TASK OBJECTIVE -> All of the material below is to be repeated exactly.

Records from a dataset
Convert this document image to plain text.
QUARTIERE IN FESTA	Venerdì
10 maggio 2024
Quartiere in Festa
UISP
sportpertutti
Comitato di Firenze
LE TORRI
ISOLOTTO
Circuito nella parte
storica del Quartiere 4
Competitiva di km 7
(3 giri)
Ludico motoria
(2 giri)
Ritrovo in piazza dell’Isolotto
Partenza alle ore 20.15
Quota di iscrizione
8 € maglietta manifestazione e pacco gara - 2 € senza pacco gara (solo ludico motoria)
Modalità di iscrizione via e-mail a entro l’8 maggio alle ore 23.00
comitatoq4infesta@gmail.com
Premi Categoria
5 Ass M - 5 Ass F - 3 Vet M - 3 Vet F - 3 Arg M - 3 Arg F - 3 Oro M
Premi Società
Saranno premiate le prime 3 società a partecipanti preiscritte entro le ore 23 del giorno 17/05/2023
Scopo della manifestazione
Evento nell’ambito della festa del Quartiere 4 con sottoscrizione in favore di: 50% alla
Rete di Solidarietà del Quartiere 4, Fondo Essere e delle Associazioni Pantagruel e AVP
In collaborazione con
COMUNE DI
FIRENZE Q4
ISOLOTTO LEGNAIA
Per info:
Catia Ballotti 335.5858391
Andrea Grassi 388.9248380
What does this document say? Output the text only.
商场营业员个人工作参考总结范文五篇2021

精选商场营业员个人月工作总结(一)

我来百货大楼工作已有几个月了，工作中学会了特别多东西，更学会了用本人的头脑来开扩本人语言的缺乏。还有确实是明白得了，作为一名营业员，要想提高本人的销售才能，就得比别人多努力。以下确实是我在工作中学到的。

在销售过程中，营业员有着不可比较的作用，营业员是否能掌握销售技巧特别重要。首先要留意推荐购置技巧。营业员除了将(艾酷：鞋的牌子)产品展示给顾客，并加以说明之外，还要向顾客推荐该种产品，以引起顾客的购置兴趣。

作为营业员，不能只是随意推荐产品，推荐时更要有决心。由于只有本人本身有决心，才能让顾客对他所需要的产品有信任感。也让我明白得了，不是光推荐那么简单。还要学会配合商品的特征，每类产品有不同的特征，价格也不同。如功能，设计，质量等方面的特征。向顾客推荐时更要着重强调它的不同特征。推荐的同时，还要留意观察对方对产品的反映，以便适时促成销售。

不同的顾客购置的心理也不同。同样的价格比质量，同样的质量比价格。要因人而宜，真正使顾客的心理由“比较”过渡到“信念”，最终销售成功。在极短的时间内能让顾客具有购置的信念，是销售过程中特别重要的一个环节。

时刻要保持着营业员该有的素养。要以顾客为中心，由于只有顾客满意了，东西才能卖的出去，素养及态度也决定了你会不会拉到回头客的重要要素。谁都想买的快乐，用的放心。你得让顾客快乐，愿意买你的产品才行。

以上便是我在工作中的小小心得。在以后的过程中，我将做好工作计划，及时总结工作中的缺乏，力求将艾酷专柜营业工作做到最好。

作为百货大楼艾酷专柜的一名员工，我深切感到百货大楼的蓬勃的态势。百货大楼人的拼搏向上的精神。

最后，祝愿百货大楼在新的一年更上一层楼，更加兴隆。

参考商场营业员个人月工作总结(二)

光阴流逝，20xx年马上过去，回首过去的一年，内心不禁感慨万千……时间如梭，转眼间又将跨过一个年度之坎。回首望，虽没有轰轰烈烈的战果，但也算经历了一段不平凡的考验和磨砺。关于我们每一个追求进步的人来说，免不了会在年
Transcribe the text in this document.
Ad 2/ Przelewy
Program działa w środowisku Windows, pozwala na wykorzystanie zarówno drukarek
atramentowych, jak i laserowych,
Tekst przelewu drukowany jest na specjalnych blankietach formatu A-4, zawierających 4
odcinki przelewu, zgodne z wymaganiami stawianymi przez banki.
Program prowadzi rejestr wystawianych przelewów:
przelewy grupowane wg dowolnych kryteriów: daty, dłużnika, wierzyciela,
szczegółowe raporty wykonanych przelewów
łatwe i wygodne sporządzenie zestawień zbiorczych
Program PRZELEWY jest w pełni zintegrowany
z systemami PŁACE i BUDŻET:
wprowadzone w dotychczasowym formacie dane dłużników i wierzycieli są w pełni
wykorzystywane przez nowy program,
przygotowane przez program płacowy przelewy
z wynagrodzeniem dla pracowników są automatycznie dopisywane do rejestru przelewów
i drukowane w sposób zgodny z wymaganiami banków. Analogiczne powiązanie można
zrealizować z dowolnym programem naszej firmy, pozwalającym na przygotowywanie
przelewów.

EXPECTED ANSWER ->
Convert this document image to plain text.
QUARTIERE IN FESTA	Venerdì
10 maggio 2024
Quartiere in Festa
UISP
sportpertutti
Comitato di Firenze
LE TORRI
ISOLOTTO
Circuito nella parte
storica del Quartiere 4
Competitiva di km 7
(3 giri)
Ludico motoria
(2 giri)
Ritrovo in piazza dell’Isolotto
Partenza alle ore 20.15
Quota di iscrizione
8 € maglietta manifestazione e pacco gara - 2 € senza pacco gara (solo ludico motoria)
Modalità di iscrizione via e-mail a entro l’8 maggio alle ore 23.00
comitatoq4infesta@gmail.com
Premi Categoria
5 Ass M - 5 Ass F - 3 Vet M - 3 Vet F - 3 Arg M - 3 Arg F - 3 Oro M
Premi Società
Saranno premiate le prime 3 società a partecipanti preiscritte entro le ore 23 del giorno 17/05/2023
Scopo della manifestazione
Evento nell’ambito della festa del Quartiere 4 con sottoscrizione in favore di: 50% alla
Rete di Solidarietà del Quartiere 4, Fondo Essere e delle Associazioni Pantagruel e AVP
In collaborazione con
COMUNE DI
FIRENZE Q4
ISOLOTTO LEGNAIA
Per info:
Catia Ballotti 335.5858391
Andrea Grassi 388.9248380
What does this document say? Output the text only.
商场营业员个人工作参考总结范文五篇2021

精选商场营业员个人月工作总结(一)

我来百货大楼工作已有几个月了，工作中学会了特别多东西，更学会了用本人的头脑来开扩本人语言的缺乏。还有确实是明白得了，作为一名营业员，要想提高本人的销售才能，就得比别人多努力。以下确实是我在工作中学到的。

在销售过程中，营业员有着不可比较的作用，营业员是否能掌握销售技巧特别重要。首先要留意推荐购置技巧。营业员除了将(艾酷：鞋的牌子)产品展示给顾客，并加以说明之外，还要向顾客推荐该种产品，以引起顾客的购置兴趣。

作为营业员，不能只是随意推荐产品，推荐时更要有决心。由于只有本人本身有决心，才能让顾客对他所需要的产品有信任感。也让我明白得了，不是光推荐那么简单。还要学会配合商品的特征，每类产品有不同的特征，价格也不同。如功能，设计，质量等方面的特征。向顾客推荐时更要着重强调它的不同特征。推荐的同时，还要留意观察对方对产品的反映，以便适时促成销售。

不同的顾客购置的心理也不同。同样的价格比质量，同样的质量比价格。要因人而宜，真正使顾客的心理由“比较”过渡到“信念”，最终销售成功。在极短的时间内能让顾客具有购置的信念，是销售过程中特别重要的一个环节。

时刻要保持着营业员该有的素养。要以顾客为中心，由于只有顾客满意了，东西才能卖的出去，素养及态度也决定了你会不会拉到回头客的重要要素。谁都想买的快乐，用的放心。你得让顾客快乐，愿意买你的产品才行。

以上便是我在工作中的小小心得。在以后的过程中，我将做好工作计划，及时总结工作中的缺乏，力求将艾酷专柜营业工作做到最好。

作为百货大楼艾酷专柜的一名员工，我深切感到百货大楼的蓬勃的态势。百货大楼人的拼搏向上的精神。

最后，祝愿百货大楼在新的一年更上一层楼，更加兴隆。

参考商场营业员个人月工作总结(二)

光阴流逝，20xx年马上过去，回首过去的一年，内心不禁感慨万千……时间如梭，转眼间又将跨过一个年度之坎。回首望，虽没有轰轰烈烈的战果，但也算经历了一段不平凡的考验和磨砺。关于我们每一个追求进步的人来说，免不了会在年
Transcribe the text in this document.
Ad 2/ Przelewy
Program działa w środowisku Windows, pozwala na wykorzystanie zarówno drukarek
atramentowych, jak i laserowych,
Tekst przelewu drukowany jest na specjalnych blankietach formatu A-4, zawierających 4
odcinki przelewu, zgodne z wymaganiami stawianymi przez banki.
Program prowadzi rejestr wystawianych przelewów:
przelewy grupowane wg dowolnych kryteriów: daty, dłużnika, wierzyciela,
szczegółowe raporty wykonanych przelewów
łatwe i wygodne sporządzenie zestawień zbiorczych
Program PRZELEWY jest w pełni zintegrowany
z systemami PŁACE i BUDŻET:
wprowadzone w dotychczasowym formacie dane dłużników i wierzycieli są w pełni
wykorzystywane przez nowy program,
przygotowane przez program płacowy przelewy
z wynagrodzeniem dla pracowników są automatycznie dopisywane do rejestru przelewów
i drukowane w sposób zgodny z wymaganiami banków. Analogiczne powiązanie można
zrealizować z dowolnym programem naszej firmy, pozwalającym na przygotowywanie
przelewów.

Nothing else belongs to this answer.